SUPPLIED DATA:
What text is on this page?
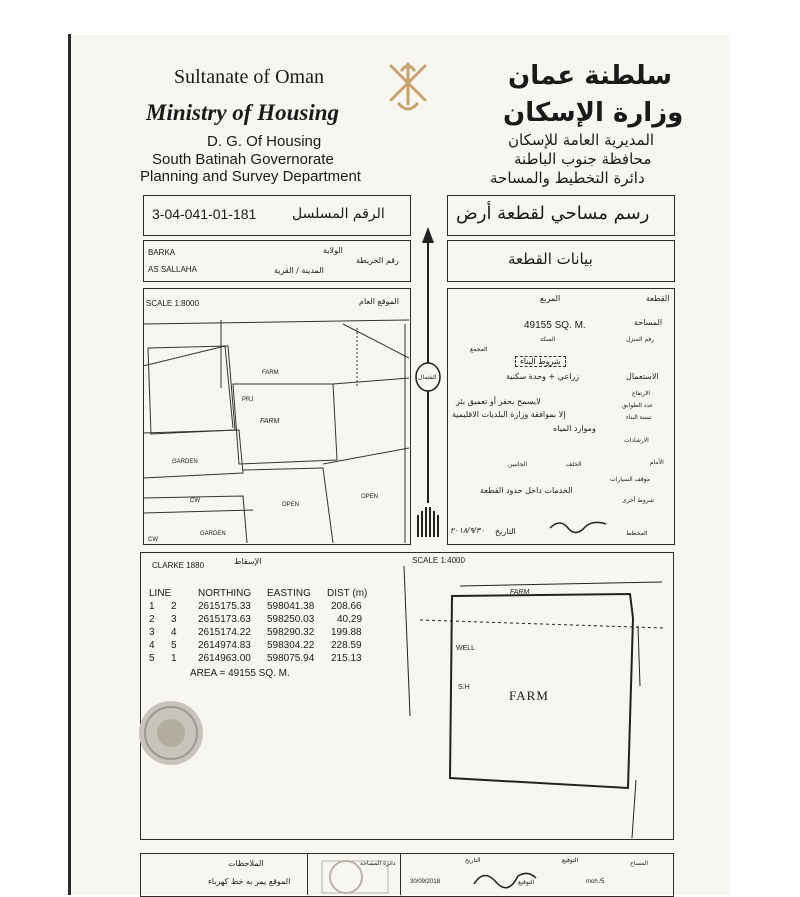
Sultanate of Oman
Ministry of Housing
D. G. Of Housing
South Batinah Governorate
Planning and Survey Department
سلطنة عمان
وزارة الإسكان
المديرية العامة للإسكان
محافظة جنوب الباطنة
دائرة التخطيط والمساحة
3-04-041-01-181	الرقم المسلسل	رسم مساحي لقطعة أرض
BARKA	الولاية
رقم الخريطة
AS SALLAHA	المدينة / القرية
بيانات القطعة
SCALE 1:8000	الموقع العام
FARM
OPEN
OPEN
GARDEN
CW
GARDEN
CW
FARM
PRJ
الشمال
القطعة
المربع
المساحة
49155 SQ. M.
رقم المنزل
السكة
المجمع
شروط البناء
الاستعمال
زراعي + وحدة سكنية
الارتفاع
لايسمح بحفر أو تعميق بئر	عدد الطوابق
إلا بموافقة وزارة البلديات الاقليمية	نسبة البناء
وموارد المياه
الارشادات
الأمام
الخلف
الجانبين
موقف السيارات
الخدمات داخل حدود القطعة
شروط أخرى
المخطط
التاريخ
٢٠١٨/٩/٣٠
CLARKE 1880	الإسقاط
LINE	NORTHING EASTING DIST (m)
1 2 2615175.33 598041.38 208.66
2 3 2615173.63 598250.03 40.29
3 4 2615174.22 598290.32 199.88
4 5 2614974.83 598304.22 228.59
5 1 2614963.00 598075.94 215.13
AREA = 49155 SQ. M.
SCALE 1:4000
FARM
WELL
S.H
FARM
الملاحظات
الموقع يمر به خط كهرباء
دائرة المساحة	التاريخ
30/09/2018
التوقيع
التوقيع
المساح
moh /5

* * *

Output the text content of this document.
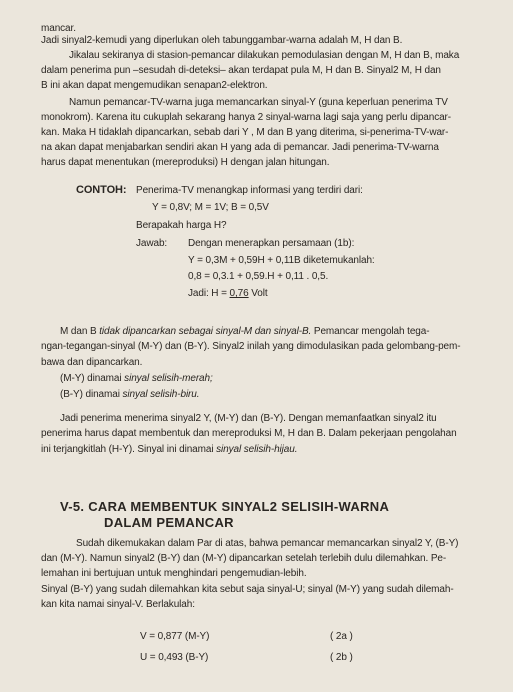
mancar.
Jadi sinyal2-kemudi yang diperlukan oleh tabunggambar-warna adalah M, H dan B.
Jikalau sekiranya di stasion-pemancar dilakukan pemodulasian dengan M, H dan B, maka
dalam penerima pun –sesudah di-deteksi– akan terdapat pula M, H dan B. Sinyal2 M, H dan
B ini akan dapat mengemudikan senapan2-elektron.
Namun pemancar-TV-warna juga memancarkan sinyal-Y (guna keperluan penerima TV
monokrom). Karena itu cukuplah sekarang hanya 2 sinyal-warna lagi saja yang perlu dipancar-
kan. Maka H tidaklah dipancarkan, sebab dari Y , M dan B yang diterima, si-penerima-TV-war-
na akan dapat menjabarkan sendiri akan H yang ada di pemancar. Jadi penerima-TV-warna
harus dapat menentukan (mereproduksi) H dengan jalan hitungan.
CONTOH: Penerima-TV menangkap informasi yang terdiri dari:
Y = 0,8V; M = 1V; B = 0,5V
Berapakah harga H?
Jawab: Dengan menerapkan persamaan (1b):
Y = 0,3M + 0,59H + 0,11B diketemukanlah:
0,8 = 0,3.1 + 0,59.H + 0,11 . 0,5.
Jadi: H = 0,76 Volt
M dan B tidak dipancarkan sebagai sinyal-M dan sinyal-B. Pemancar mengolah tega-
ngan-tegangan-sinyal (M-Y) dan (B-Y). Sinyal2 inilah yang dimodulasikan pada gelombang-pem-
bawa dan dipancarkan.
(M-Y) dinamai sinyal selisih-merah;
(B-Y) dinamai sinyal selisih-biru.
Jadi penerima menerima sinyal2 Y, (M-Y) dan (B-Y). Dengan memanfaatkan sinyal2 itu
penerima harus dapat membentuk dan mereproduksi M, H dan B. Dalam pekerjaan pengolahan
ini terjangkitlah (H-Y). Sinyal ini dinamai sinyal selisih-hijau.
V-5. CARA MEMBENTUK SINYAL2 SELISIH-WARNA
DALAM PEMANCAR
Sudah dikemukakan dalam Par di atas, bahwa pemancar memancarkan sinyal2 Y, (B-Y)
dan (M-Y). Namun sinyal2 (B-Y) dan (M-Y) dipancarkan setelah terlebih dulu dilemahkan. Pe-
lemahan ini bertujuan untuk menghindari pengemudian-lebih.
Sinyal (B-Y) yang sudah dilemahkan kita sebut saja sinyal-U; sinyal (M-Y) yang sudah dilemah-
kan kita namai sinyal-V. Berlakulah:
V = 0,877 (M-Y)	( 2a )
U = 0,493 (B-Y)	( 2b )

STATED EXERCISE:
Look through the material and say how many lines hold "دائرة". Give the number only.

WRITTEN SOLUTION:
2